Work to be completed: Print the data exactly as it is given, please.

*-*-*

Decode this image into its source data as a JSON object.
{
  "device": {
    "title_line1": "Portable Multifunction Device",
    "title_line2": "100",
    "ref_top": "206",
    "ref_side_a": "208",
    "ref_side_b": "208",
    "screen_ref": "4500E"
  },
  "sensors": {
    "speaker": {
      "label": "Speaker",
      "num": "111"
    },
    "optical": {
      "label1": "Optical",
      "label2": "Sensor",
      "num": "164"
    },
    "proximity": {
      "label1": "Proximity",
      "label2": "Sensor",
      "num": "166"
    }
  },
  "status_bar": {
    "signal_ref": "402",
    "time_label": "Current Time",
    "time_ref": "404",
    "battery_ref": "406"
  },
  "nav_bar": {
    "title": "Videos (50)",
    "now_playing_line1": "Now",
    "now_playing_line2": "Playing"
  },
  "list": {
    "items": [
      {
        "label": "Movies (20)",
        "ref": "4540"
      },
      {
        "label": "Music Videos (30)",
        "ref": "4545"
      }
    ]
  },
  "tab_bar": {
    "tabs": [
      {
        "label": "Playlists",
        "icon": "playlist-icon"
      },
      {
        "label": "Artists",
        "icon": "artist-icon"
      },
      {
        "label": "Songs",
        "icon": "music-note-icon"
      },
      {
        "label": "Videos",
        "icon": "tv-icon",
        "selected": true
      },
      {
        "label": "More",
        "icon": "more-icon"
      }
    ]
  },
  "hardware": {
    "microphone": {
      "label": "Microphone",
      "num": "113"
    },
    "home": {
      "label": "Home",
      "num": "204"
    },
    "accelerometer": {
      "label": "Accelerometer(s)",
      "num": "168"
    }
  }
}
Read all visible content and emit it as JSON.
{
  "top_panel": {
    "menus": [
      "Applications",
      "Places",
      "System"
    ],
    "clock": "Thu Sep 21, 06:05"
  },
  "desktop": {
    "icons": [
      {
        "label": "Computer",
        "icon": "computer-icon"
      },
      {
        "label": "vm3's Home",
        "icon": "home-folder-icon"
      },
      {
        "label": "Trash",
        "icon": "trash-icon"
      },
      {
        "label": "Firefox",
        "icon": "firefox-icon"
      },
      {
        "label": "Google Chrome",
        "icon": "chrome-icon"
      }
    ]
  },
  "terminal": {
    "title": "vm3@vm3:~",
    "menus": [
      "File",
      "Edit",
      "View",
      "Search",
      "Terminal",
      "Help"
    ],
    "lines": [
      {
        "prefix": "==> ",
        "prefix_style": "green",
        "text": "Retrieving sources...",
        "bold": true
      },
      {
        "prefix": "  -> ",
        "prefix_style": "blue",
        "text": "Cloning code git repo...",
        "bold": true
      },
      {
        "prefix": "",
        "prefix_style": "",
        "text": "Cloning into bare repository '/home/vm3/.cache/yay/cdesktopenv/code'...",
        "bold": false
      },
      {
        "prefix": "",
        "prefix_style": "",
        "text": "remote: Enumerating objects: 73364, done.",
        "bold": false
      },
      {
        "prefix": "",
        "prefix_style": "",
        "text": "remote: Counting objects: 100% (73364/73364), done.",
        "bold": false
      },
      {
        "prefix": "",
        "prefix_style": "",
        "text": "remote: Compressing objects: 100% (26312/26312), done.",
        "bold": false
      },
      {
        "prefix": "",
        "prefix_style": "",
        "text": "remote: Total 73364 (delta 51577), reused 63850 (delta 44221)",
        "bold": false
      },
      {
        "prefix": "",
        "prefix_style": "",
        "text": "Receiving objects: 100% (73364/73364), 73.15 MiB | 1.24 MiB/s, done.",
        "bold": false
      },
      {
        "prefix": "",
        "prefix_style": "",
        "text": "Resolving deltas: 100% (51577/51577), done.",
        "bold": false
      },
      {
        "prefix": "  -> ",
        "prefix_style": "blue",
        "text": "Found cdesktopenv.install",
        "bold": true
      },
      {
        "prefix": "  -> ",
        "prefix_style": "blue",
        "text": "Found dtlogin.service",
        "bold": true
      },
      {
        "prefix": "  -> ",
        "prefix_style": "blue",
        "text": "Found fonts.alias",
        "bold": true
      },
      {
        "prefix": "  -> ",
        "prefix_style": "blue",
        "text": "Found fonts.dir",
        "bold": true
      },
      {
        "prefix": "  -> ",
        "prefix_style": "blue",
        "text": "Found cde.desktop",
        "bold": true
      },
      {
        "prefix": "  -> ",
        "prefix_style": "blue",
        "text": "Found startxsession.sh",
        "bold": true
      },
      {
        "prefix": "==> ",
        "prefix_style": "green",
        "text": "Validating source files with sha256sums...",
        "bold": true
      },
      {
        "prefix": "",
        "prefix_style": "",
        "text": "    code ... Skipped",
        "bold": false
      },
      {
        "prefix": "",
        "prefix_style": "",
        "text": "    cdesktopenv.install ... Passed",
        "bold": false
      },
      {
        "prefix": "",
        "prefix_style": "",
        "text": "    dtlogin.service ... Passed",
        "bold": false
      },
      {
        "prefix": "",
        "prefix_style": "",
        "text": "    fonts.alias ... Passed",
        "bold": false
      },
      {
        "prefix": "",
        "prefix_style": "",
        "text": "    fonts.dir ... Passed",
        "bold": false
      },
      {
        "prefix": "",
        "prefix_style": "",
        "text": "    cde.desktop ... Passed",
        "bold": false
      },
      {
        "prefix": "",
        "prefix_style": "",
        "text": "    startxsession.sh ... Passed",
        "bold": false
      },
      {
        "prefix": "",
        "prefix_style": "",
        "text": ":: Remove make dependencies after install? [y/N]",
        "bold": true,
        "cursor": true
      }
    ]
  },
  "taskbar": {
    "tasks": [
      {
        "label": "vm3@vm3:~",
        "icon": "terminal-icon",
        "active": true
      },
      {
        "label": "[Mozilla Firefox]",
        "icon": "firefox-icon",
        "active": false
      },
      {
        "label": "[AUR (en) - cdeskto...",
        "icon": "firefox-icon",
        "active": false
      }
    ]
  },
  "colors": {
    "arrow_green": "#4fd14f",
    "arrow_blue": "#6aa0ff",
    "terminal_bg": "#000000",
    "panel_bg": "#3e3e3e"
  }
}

*-*-*

Task answer:
Decode this image into its source data as a JSON object.
{
  "device": {
    "title_line1": "Portable Multifunction Device",
    "title_line2": "100",
    "ref_top": "206",
    "ref_side_a": "208",
    "ref_side_b": "208",
    "screen_ref": "4500E"
  },
  "sensors": {
    "speaker": {
      "label": "Speaker",
      "num": "111"
    },
    "optical": {
      "label1": "Optical",
      "label2": "Sensor",
      "num": "164"
    },
    "proximity": {
      "label1": "Proximity",
      "label2": "Sensor",
      "num": "166"
    }
  },
  "status_bar": {
    "signal_ref": "402",
    "time_label": "Current Time",
    "time_ref": "404",
    "battery_ref": "406"
  },
  "nav_bar": {
    "title": "Videos (50)",
    "now_playing_line1": "Now",
    "now_playing_line2": "Playing"
  },
  "list": {
    "items": [
      {
        "label": "Movies (20)",
        "ref": "4540"
      },
      {
        "label": "Music Videos (30)",
        "ref": "4545"
      }
    ]
  },
  "tab_bar": {
    "tabs": [
      {
        "label": "Playlists",
        "icon": "playlist-icon"
      },
      {
        "label": "Artists",
        "icon": "artist-icon"
      },
      {
        "label": "Songs",
        "icon": "music-note-icon"
      },
      {
        "label": "Videos",
        "icon": "tv-icon",
        "selected": true
      },
      {
        "label": "More",
        "icon": "more-icon"
      }
    ]
  },
  "hardware": {
    "microphone": {
      "label": "Microphone",
      "num": "113"
    },
    "home": {
      "label": "Home",
      "num": "204"
    },
    "accelerometer": {
      "label": "Accelerometer(s)",
      "num": "168"
    }
  }
}
Read all visible content and emit it as JSON.
{
  "top_panel": {
    "menus": [
      "Applications",
      "Places",
      "System"
    ],
    "clock": "Thu Sep 21, 06:05"
  },
  "desktop": {
    "icons": [
      {
        "label": "Computer",
        "icon": "computer-icon"
      },
      {
        "label": "vm3's Home",
        "icon": "home-folder-icon"
      },
      {
        "label": "Trash",
        "icon": "trash-icon"
      },
      {
        "label": "Firefox",
        "icon": "firefox-icon"
      },
      {
        "label": "Google Chrome",
        "icon": "chrome-icon"
      }
    ]
  },
  "terminal": {
    "title": "vm3@vm3:~",
    "menus": [
      "File",
      "Edit",
      "View",
      "Search",
      "Terminal",
      "Help"
    ],
    "lines": [
      {
        "prefix": "==> ",
        "prefix_style": "green",
        "text": "Retrieving sources...",
        "bold": true
      },
      {
        "prefix": "  -> ",
        "prefix_style": "blue",
        "text": "Cloning code git repo...",
        "bold": true
      },
      {
        "prefix": "",
        "prefix_style": "",
        "text": "Cloning into bare repository '/home/vm3/.cache/yay/cdesktopenv/code'...",
        "bold": false
      },
      {
        "prefix": "",
        "prefix_style": "",
        "text": "remote: Enumerating objects: 73364, done.",
        "bold": false
      },
      {
        "prefix": "",
        "prefix_style": "",
        "text": "remote: Counting objects: 100% (73364/73364), done.",
        "bold": false
      },
      {
        "prefix": "",
        "prefix_style": "",
        "text": "remote: Compressing objects: 100% (26312/26312), done.",
        "bold": false
      },
      {
        "prefix": "",
        "prefix_style": "",
        "text": "remote: Total 73364 (delta 51577), reused 63850 (delta 44221)",
        "bold": false
      },
      {
        "prefix": "",
        "prefix_style": "",
        "text": "Receiving objects: 100% (73364/73364), 73.15 MiB | 1.24 MiB/s, done.",
        "bold": false
      },
      {
        "prefix": "",
        "prefix_style": "",
        "text": "Resolving deltas: 100% (51577/51577), done.",
        "bold": false
      },
      {
        "prefix": "  -> ",
        "prefix_style": "blue",
        "text": "Found cdesktopenv.install",
        "bold": true
      },
      {
        "prefix": "  -> ",
        "prefix_style": "blue",
        "text": "Found dtlogin.service",
        "bold": true
      },
      {
        "prefix": "  -> ",
        "prefix_style": "blue",
        "text": "Found fonts.alias",
        "bold": true
      },
      {
        "prefix": "  -> ",
        "prefix_style": "blue",
        "text": "Found fonts.dir",
        "bold": true
      },
      {
        "prefix": "  -> ",
        "prefix_style": "blue",
        "text": "Found cde.desktop",
        "bold": true
      },
      {
        "prefix": "  -> ",
        "prefix_style": "blue",
        "text": "Found startxsession.sh",
        "bold": true
      },
      {
        "prefix": "==> ",
        "prefix_style": "green",
        "text": "Validating source files with sha256sums...",
        "bold": true
      },
      {
        "prefix": "",
        "prefix_style": "",
        "text": "    code ... Skipped",
        "bold": false
      },
      {
        "prefix": "",
        "prefix_style": "",
        "text": "    cdesktopenv.install ... Passed",
        "bold": false
      },
      {
        "prefix": "",
        "prefix_style": "",
        "text": "    dtlogin.service ... Passed",
        "bold": false
      },
      {
        "prefix": "",
        "prefix_style": "",
        "text": "    fonts.alias ... Passed",
        "bold": false
      },
      {
        "prefix": "",
        "prefix_style": "",
        "text": "    fonts.dir ... Passed",
        "bold": false
      },
      {
        "prefix": "",
        "prefix_style": "",
        "text": "    cde.desktop ... Passed",
        "bold": false
      },
      {
        "prefix": "",
        "prefix_style": "",
        "text": "    startxsession.sh ... Passed",
        "bold": false
      },
      {
        "prefix": "",
        "prefix_style": "",
        "text": ":: Remove make dependencies after install? [y/N]",
        "bold": true,
        "cursor": true
      }
    ]
  },
  "taskbar": {
    "tasks": [
      {
        "label": "vm3@vm3:~",
        "icon": "terminal-icon",
        "active": true
      },
      {
        "label": "[Mozilla Firefox]",
        "icon": "firefox-icon",
        "active": false
      },
      {
        "label": "[AUR (en) - cdeskto...",
        "icon": "firefox-icon",
        "active": false
      }
    ]
  },
  "colors": {
    "arrow_green": "#4fd14f",
    "arrow_blue": "#6aa0ff",
    "terminal_bg": "#000000",
    "panel_bg": "#3e3e3e"
  }
}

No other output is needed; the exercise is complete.